-- Begin EXTRACTED ENTRIES --

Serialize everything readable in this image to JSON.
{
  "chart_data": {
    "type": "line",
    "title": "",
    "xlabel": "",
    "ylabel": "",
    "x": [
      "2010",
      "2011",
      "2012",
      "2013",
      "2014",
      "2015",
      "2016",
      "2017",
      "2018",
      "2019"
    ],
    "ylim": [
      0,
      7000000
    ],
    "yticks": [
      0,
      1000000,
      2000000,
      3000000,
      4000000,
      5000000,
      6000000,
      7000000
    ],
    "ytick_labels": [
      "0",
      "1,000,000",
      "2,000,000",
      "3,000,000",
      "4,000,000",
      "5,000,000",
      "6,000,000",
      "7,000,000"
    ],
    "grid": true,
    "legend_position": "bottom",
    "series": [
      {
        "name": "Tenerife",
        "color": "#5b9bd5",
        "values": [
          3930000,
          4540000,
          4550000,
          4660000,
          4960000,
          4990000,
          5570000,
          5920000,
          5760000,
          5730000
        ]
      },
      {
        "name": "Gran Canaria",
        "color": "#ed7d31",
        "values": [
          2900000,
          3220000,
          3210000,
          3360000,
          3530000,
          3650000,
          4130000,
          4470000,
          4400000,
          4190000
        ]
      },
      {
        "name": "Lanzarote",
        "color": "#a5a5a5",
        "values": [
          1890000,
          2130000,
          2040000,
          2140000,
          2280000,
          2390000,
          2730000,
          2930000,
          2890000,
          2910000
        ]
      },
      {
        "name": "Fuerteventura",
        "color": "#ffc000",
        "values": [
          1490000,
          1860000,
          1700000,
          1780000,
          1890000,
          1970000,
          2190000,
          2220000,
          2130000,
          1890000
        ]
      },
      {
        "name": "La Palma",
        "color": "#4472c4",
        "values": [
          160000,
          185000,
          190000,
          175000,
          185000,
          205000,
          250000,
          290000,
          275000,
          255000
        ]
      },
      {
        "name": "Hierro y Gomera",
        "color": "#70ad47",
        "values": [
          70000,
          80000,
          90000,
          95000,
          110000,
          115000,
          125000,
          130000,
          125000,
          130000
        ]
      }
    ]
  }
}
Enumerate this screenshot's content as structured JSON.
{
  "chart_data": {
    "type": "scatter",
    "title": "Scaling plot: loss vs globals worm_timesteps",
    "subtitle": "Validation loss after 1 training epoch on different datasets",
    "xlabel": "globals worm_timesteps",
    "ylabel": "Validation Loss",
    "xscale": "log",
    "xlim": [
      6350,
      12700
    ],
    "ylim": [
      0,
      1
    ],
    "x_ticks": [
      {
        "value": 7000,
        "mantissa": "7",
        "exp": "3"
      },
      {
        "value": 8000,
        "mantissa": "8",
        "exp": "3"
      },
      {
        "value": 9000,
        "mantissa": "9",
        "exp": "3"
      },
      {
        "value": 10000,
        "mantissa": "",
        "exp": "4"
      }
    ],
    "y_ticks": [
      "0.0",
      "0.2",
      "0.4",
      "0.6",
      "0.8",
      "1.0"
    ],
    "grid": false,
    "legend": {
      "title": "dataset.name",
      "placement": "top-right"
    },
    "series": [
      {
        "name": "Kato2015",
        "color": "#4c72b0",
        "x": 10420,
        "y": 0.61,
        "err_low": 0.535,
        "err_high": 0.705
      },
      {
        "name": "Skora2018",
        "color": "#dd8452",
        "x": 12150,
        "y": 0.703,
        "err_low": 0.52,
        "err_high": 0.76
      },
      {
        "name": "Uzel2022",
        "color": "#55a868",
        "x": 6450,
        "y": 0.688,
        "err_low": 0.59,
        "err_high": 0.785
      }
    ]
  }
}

-- End EXTRACTED ENTRIES --

SHORT PROBLEM »
Only the lines from the one containing "Enumerate this screenshot's" to the end of the records should be repeated, exactly as they appear.

REPLY TO THE EXERCISE »
Enumerate this screenshot's content as structured JSON.
{
  "chart_data": {
    "type": "scatter",
    "title": "Scaling plot: loss vs globals worm_timesteps",
    "subtitle": "Validation loss after 1 training epoch on different datasets",
    "xlabel": "globals worm_timesteps",
    "ylabel": "Validation Loss",
    "xscale": "log",
    "xlim": [
      6350,
      12700
    ],
    "ylim": [
      0,
      1
    ],
    "x_ticks": [
      {
        "value": 7000,
        "mantissa": "7",
        "exp": "3"
      },
      {
        "value": 8000,
        "mantissa": "8",
        "exp": "3"
      },
      {
        "value": 9000,
        "mantissa": "9",
        "exp": "3"
      },
      {
        "value": 10000,
        "mantissa": "",
        "exp": "4"
      }
    ],
    "y_ticks": [
      "0.0",
      "0.2",
      "0.4",
      "0.6",
      "0.8",
      "1.0"
    ],
    "grid": false,
    "legend": {
      "title": "dataset.name",
      "placement": "top-right"
    },
    "series": [
      {
        "name": "Kato2015",
        "color": "#4c72b0",
        "x": 10420,
        "y": 0.61,
        "err_low": 0.535,
        "err_high": 0.705
      },
      {
        "name": "Skora2018",
        "color": "#dd8452",
        "x": 12150,
        "y": 0.703,
        "err_low": 0.52,
        "err_high": 0.76
      },
      {
        "name": "Uzel2022",
        "color": "#55a868",
        "x": 6450,
        "y": 0.688,
        "err_low": 0.59,
        "err_high": 0.785
      }
    ]
  }
}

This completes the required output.